Given task. List each line of the data in which the string "febrero" appears.

* * * * *

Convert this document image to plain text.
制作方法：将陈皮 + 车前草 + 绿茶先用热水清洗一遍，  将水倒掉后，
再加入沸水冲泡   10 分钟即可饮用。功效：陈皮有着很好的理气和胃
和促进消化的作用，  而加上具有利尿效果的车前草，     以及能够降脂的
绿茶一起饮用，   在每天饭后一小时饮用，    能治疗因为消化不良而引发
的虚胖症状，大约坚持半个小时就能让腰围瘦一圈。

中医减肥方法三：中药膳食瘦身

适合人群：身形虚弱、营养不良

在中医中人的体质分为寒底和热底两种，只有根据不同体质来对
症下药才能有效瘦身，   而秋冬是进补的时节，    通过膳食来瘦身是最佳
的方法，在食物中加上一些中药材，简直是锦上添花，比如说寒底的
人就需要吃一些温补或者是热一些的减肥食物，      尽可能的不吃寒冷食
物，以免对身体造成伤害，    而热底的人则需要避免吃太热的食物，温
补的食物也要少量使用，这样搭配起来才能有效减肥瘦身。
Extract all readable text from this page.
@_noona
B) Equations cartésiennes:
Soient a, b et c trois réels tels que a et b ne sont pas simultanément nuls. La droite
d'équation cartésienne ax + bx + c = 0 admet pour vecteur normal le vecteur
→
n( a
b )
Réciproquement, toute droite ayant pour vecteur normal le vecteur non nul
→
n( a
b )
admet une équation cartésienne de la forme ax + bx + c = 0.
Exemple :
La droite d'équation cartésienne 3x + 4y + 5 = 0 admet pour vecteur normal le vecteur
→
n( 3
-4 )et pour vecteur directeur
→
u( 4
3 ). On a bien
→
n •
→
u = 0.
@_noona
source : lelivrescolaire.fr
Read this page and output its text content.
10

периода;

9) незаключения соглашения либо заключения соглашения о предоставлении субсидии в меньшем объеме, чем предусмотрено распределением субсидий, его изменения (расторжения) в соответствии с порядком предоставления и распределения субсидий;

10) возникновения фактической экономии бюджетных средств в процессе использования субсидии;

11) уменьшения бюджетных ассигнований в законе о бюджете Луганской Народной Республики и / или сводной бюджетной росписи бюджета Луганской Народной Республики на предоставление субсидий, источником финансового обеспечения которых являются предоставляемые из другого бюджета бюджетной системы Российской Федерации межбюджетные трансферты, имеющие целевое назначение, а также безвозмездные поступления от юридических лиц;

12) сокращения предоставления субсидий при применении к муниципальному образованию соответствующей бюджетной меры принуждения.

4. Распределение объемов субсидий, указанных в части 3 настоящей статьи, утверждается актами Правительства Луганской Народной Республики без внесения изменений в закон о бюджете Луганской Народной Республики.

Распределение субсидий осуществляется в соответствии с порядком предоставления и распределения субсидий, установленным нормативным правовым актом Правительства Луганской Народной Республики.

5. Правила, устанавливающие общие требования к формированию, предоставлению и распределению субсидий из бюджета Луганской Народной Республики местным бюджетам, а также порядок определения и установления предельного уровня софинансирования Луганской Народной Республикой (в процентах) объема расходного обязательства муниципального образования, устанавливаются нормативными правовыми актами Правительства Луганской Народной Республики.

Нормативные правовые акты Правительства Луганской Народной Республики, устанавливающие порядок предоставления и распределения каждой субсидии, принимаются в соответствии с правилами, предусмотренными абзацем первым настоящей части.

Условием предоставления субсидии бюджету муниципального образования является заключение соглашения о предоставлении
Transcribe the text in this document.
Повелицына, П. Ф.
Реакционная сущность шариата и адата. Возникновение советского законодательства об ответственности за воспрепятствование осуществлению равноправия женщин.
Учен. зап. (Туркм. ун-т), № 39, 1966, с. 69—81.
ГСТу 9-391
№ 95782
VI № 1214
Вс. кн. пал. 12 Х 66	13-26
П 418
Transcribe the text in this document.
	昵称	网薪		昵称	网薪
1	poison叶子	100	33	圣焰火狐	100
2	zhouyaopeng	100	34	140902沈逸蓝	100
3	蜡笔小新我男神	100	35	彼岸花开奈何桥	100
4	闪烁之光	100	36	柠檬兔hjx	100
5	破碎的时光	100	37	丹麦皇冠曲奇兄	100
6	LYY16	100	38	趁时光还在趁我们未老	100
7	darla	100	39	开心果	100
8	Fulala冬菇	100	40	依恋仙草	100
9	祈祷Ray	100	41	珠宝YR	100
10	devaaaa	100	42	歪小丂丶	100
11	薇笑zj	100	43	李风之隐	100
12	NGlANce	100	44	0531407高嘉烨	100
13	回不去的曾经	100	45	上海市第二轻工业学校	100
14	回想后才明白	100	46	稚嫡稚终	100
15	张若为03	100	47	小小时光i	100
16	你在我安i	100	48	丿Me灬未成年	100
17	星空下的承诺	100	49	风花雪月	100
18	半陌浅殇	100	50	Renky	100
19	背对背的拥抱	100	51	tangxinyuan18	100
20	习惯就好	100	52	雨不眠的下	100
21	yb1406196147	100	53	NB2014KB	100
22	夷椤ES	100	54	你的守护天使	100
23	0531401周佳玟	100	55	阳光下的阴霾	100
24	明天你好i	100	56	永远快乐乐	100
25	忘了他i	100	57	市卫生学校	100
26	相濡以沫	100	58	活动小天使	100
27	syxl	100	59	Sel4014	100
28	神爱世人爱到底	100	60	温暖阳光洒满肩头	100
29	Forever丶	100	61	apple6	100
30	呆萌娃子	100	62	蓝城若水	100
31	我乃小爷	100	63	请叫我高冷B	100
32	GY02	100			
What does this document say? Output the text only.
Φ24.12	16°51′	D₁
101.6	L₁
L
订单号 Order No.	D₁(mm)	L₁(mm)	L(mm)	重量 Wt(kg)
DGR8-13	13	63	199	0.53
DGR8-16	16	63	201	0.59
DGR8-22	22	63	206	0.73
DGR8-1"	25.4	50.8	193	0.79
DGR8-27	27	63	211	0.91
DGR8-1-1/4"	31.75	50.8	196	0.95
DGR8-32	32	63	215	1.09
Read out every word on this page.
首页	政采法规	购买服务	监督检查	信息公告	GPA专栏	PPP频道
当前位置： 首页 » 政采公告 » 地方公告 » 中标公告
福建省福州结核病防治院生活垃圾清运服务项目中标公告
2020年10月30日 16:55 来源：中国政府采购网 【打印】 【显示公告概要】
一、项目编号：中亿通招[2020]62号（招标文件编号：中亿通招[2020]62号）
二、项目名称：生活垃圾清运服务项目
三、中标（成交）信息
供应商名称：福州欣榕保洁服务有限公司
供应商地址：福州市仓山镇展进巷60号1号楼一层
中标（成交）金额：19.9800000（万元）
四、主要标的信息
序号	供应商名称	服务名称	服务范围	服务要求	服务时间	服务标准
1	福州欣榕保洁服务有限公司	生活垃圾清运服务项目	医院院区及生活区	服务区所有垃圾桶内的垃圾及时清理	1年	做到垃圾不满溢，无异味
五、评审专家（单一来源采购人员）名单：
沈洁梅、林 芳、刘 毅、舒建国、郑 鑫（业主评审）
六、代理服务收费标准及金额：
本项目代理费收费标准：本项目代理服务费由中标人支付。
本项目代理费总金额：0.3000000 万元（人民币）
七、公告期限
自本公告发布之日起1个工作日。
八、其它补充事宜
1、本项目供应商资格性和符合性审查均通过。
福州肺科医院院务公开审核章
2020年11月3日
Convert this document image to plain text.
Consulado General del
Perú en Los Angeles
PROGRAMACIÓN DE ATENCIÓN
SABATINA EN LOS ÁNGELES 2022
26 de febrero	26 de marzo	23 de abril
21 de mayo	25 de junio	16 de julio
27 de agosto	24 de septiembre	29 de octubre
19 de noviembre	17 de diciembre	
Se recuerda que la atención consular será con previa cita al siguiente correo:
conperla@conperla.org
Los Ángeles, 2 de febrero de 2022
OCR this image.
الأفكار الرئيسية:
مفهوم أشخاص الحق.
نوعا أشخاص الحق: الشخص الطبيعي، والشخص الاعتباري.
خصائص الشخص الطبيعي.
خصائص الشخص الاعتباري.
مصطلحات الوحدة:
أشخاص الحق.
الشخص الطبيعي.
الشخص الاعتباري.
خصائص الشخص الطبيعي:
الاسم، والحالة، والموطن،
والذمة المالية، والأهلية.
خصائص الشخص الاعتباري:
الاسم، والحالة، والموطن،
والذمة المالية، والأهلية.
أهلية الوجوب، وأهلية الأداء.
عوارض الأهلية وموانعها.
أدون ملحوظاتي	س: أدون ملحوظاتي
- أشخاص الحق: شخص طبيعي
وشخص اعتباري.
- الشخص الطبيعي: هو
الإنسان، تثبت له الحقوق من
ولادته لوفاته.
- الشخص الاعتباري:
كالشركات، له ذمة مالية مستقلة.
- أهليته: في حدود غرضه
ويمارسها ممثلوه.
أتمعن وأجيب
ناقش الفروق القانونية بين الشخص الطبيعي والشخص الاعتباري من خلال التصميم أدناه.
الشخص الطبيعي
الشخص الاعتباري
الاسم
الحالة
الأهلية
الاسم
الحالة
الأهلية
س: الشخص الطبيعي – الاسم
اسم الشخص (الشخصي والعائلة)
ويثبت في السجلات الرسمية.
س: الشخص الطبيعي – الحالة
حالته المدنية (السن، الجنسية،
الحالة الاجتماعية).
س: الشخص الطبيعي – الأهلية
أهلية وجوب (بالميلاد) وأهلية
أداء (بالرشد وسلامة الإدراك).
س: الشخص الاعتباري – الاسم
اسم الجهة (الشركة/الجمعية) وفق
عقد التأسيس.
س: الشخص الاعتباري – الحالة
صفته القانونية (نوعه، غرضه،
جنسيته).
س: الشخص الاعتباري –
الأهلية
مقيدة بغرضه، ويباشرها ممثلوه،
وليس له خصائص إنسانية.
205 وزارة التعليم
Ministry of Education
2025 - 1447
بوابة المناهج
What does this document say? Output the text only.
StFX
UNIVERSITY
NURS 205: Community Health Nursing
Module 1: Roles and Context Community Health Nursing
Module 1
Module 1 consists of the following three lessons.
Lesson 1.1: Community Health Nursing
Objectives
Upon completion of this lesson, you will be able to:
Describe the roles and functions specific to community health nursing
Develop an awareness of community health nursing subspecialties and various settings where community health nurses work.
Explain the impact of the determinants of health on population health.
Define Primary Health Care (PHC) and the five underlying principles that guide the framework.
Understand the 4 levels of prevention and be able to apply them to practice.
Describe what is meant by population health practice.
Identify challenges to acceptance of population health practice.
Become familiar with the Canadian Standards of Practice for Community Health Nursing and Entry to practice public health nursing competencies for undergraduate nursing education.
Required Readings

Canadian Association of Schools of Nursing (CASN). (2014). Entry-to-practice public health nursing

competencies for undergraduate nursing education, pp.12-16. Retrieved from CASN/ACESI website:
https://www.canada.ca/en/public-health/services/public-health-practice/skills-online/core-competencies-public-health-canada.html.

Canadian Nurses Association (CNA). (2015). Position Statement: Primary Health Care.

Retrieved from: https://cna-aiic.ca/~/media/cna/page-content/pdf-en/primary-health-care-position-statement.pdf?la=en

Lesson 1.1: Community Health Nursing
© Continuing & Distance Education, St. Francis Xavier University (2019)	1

* * * * *

Right answer.
26 de febrero	26 de marzo	23 de abril
Los Ángeles, 2 de febrero de 2022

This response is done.